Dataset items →
#####

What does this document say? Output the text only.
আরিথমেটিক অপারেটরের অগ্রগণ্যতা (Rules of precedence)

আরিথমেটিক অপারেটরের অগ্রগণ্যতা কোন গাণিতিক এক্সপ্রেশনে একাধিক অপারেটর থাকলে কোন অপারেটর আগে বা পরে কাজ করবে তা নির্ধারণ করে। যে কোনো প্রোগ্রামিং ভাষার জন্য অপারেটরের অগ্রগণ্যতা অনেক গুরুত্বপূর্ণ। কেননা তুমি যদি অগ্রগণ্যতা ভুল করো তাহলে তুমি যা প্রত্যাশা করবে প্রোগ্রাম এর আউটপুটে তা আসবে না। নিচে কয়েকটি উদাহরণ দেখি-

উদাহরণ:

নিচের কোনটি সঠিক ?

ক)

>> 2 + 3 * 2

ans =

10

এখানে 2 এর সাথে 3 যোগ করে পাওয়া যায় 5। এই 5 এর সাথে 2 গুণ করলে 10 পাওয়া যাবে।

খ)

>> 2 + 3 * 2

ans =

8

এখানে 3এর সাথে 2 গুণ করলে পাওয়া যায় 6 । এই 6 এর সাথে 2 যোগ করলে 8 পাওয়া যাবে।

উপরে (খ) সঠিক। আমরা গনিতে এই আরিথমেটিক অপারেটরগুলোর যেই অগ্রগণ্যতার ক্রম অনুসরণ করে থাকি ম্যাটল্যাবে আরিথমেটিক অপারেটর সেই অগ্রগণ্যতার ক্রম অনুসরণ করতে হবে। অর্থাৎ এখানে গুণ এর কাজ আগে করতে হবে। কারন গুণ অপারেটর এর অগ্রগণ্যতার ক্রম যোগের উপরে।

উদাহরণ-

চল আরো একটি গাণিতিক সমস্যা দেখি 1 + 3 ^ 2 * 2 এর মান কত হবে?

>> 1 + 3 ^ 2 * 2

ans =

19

#####

Task statement → Each line of the material should be duplicated exactly, please.

Expected output →
What does this document say? Output the text only.
আরিথমেটিক অপারেটরের অগ্রগণ্যতা (Rules of precedence)

আরিথমেটিক অপারেটরের অগ্রগণ্যতা কোন গাণিতিক এক্সপ্রেশনে একাধিক অপারেটর থাকলে কোন অপারেটর আগে বা পরে কাজ করবে তা নির্ধারণ করে। যে কোনো প্রোগ্রামিং ভাষার জন্য অপারেটরের অগ্রগণ্যতা অনেক গুরুত্বপূর্ণ। কেননা তুমি যদি অগ্রগণ্যতা ভুল করো তাহলে তুমি যা প্রত্যাশা করবে প্রোগ্রাম এর আউটপুটে তা আসবে না। নিচে কয়েকটি উদাহরণ দেখি-

উদাহরণ:

নিচের কোনটি সঠিক ?

ক)

>> 2 + 3 * 2

ans =

10

এখানে 2 এর সাথে 3 যোগ করে পাওয়া যায় 5। এই 5 এর সাথে 2 গুণ করলে 10 পাওয়া যাবে।

খ)

>> 2 + 3 * 2

ans =

8

এখানে 3এর সাথে 2 গুণ করলে পাওয়া যায় 6 । এই 6 এর সাথে 2 যোগ করলে 8 পাওয়া যাবে।

উপরে (খ) সঠিক। আমরা গনিতে এই আরিথমেটিক অপারেটরগুলোর যেই অগ্রগণ্যতার ক্রম অনুসরণ করে থাকি ম্যাটল্যাবে আরিথমেটিক অপারেটর সেই অগ্রগণ্যতার ক্রম অনুসরণ করতে হবে। অর্থাৎ এখানে গুণ এর কাজ আগে করতে হবে। কারন গুণ অপারেটর এর অগ্রগণ্যতার ক্রম যোগের উপরে।

উদাহরণ-

চল আরো একটি গাণিতিক সমস্যা দেখি 1 + 3 ^ 2 * 2 এর মান কত হবে?

>> 1 + 3 ^ 2 * 2

ans =

19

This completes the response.